* _Requirement_
Copy out each line exactly as it appears.

* _Items from a dataset_

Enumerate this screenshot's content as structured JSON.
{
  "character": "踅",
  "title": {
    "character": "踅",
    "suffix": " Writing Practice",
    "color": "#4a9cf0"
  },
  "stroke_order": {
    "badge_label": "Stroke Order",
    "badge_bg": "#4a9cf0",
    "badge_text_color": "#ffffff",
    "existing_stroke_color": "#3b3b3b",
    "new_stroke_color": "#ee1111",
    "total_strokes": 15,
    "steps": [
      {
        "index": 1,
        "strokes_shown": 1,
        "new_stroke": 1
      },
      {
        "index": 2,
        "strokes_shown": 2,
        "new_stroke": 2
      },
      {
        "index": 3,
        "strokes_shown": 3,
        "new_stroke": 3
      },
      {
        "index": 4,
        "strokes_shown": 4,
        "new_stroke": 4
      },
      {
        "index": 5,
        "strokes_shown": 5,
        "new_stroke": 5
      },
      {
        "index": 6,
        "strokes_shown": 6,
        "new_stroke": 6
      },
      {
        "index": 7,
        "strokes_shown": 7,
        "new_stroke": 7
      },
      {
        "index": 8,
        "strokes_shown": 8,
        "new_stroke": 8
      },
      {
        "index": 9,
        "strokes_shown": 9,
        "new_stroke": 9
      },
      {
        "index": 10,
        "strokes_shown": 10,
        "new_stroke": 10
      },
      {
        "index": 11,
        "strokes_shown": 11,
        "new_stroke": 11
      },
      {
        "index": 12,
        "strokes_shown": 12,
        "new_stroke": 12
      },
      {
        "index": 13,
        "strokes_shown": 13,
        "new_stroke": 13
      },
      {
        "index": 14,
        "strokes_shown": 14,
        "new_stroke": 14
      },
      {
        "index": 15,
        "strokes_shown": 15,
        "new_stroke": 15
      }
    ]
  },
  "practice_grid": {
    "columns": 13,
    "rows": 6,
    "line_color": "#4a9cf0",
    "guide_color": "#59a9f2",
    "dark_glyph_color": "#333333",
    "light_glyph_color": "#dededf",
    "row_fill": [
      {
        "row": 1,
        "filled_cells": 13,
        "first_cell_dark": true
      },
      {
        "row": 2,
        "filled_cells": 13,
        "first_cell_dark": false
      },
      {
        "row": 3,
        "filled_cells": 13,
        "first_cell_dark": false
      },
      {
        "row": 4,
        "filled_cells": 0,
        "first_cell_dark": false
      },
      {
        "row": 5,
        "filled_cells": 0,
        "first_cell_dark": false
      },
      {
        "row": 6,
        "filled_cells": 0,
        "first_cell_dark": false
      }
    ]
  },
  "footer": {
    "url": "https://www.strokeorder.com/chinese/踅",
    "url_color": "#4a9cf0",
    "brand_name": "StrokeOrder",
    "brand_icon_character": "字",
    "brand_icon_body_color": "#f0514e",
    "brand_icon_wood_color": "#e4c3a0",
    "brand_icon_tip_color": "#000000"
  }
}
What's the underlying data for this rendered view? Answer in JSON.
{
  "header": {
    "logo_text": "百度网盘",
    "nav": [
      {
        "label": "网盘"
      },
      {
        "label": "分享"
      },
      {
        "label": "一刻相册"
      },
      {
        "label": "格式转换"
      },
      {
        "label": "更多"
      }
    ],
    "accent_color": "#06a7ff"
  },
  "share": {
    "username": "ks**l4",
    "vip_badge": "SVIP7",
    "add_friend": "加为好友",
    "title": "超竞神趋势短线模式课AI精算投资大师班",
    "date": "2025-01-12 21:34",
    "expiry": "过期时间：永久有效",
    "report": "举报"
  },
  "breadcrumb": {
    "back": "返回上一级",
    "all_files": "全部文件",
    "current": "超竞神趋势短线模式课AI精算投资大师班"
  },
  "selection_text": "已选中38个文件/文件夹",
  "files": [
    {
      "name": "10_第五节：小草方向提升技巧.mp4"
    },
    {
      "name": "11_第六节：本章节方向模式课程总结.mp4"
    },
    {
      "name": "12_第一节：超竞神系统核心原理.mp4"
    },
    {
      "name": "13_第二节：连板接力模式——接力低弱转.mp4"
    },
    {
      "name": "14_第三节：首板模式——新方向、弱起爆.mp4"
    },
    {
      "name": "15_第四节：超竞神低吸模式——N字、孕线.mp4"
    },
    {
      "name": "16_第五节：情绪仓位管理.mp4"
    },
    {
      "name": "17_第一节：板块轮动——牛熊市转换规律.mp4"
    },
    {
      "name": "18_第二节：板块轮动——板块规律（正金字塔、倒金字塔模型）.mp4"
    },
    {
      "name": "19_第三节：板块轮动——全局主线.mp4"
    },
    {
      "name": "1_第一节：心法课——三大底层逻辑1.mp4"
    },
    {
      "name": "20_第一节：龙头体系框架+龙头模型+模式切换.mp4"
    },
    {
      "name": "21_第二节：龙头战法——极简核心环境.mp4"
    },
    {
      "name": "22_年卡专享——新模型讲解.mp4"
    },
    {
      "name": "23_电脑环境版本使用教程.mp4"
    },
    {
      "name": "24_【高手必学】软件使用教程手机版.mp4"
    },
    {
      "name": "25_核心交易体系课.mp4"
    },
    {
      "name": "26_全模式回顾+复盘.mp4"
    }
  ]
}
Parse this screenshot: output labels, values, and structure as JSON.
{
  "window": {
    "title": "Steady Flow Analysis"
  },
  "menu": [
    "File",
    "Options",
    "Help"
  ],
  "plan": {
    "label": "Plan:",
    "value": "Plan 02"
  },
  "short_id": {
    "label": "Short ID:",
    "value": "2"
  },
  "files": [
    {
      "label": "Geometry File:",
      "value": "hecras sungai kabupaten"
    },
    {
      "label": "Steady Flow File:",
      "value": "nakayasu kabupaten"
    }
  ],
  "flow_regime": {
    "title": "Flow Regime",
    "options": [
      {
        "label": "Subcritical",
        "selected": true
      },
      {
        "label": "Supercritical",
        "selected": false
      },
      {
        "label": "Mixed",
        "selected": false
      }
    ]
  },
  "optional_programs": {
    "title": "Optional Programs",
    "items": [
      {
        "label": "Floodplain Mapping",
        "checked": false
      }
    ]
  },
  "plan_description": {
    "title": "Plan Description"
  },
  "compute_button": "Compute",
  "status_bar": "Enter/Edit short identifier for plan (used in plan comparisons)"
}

* _Exercise answer_
Enumerate this screenshot's content as structured JSON.
{
  "character": "踅",
  "title": {
    "character": "踅",
    "suffix": " Writing Practice",
    "color": "#4a9cf0"
  },
  "stroke_order": {
    "badge_label": "Stroke Order",
    "badge_bg": "#4a9cf0",
    "badge_text_color": "#ffffff",
    "existing_stroke_color": "#3b3b3b",
    "new_stroke_color": "#ee1111",
    "total_strokes": 15,
    "steps": [
      {
        "index": 1,
        "strokes_shown": 1,
        "new_stroke": 1
      },
      {
        "index": 2,
        "strokes_shown": 2,
        "new_stroke": 2
      },
      {
        "index": 3,
        "strokes_shown": 3,
        "new_stroke": 3
      },
      {
        "index": 4,
        "strokes_shown": 4,
        "new_stroke": 4
      },
      {
        "index": 5,
        "strokes_shown": 5,
        "new_stroke": 5
      },
      {
        "index": 6,
        "strokes_shown": 6,
        "new_stroke": 6
      },
      {
        "index": 7,
        "strokes_shown": 7,
        "new_stroke": 7
      },
      {
        "index": 8,
        "strokes_shown": 8,
        "new_stroke": 8
      },
      {
        "index": 9,
        "strokes_shown": 9,
        "new_stroke": 9
      },
      {
        "index": 10,
        "strokes_shown": 10,
        "new_stroke": 10
      },
      {
        "index": 11,
        "strokes_shown": 11,
        "new_stroke": 11
      },
      {
        "index": 12,
        "strokes_shown": 12,
        "new_stroke": 12
      },
      {
        "index": 13,
        "strokes_shown": 13,
        "new_stroke": 13
      },
      {
        "index": 14,
        "strokes_shown": 14,
        "new_stroke": 14
      },
      {
        "index": 15,
        "strokes_shown": 15,
        "new_stroke": 15
      }
    ]
  },
  "practice_grid": {
    "columns": 13,
    "rows": 6,
    "line_color": "#4a9cf0",
    "guide_color": "#59a9f2",
    "dark_glyph_color": "#333333",
    "light_glyph_color": "#dededf",
    "row_fill": [
      {
        "row": 1,
        "filled_cells": 13,
        "first_cell_dark": true
      },
      {
        "row": 2,
        "filled_cells": 13,
        "first_cell_dark": false
      },
      {
        "row": 3,
        "filled_cells": 13,
        "first_cell_dark": false
      },
      {
        "row": 4,
        "filled_cells": 0,
        "first_cell_dark": false
      },
      {
        "row": 5,
        "filled_cells": 0,
        "first_cell_dark": false
      },
      {
        "row": 6,
        "filled_cells": 0,
        "first_cell_dark": false
      }
    ]
  },
  "footer": {
    "url": "https://www.strokeorder.com/chinese/踅",
    "url_color": "#4a9cf0",
    "brand_name": "StrokeOrder",
    "brand_icon_character": "字",
    "brand_icon_body_color": "#f0514e",
    "brand_icon_wood_color": "#e4c3a0",
    "brand_icon_tip_color": "#000000"
  }
}
What's the underlying data for this rendered view? Answer in JSON.
{
  "header": {
    "logo_text": "百度网盘",
    "nav": [
      {
        "label": "网盘"
      },
      {
        "label": "分享"
      },
      {
        "label": "一刻相册"
      },
      {
        "label": "格式转换"
      },
      {
        "label": "更多"
      }
    ],
    "accent_color": "#06a7ff"
  },
  "share": {
    "username": "ks**l4",
    "vip_badge": "SVIP7",
    "add_friend": "加为好友",
    "title": "超竞神趋势短线模式课AI精算投资大师班",
    "date": "2025-01-12 21:34",
    "expiry": "过期时间：永久有效",
    "report": "举报"
  },
  "breadcrumb": {
    "back": "返回上一级",
    "all_files": "全部文件",
    "current": "超竞神趋势短线模式课AI精算投资大师班"
  },
  "selection_text": "已选中38个文件/文件夹",
  "files": [
    {
      "name": "10_第五节：小草方向提升技巧.mp4"
    },
    {
      "name": "11_第六节：本章节方向模式课程总结.mp4"
    },
    {
      "name": "12_第一节：超竞神系统核心原理.mp4"
    },
    {
      "name": "13_第二节：连板接力模式——接力低弱转.mp4"
    },
    {
      "name": "14_第三节：首板模式——新方向、弱起爆.mp4"
    },
    {
      "name": "15_第四节：超竞神低吸模式——N字、孕线.mp4"
    },
    {
      "name": "16_第五节：情绪仓位管理.mp4"
    },
    {
      "name": "17_第一节：板块轮动——牛熊市转换规律.mp4"
    },
    {
      "name": "18_第二节：板块轮动——板块规律（正金字塔、倒金字塔模型）.mp4"
    },
    {
      "name": "19_第三节：板块轮动——全局主线.mp4"
    },
    {
      "name": "1_第一节：心法课——三大底层逻辑1.mp4"
    },
    {
      "name": "20_第一节：龙头体系框架+龙头模型+模式切换.mp4"
    },
    {
      "name": "21_第二节：龙头战法——极简核心环境.mp4"
    },
    {
      "name": "22_年卡专享——新模型讲解.mp4"
    },
    {
      "name": "23_电脑环境版本使用教程.mp4"
    },
    {
      "name": "24_【高手必学】软件使用教程手机版.mp4"
    },
    {
      "name": "25_核心交易体系课.mp4"
    },
    {
      "name": "26_全模式回顾+复盘.mp4"
    }
  ]
}
Parse this screenshot: output labels, values, and structure as JSON.
{
  "window": {
    "title": "Steady Flow Analysis"
  },
  "menu": [
    "File",
    "Options",
    "Help"
  ],
  "plan": {
    "label": "Plan:",
    "value": "Plan 02"
  },
  "short_id": {
    "label": "Short ID:",
    "value": "2"
  },
  "files": [
    {
      "label": "Geometry File:",
      "value": "hecras sungai kabupaten"
    },
    {
      "label": "Steady Flow File:",
      "value": "nakayasu kabupaten"
    }
  ],
  "flow_regime": {
    "title": "Flow Regime",
    "options": [
      {
        "label": "Subcritical",
        "selected": true
      },
      {
        "label": "Supercritical",
        "selected": false
      },
      {
        "label": "Mixed",
        "selected": false
      }
    ]
  },
  "optional_programs": {
    "title": "Optional Programs",
    "items": [
      {
        "label": "Floodplain Mapping",
        "checked": false
      }
    ]
  },
  "plan_description": {
    "title": "Plan Description"
  },
  "compute_button": "Compute",
  "status_bar": "Enter/Edit short identifier for plan (used in plan comparisons)"
}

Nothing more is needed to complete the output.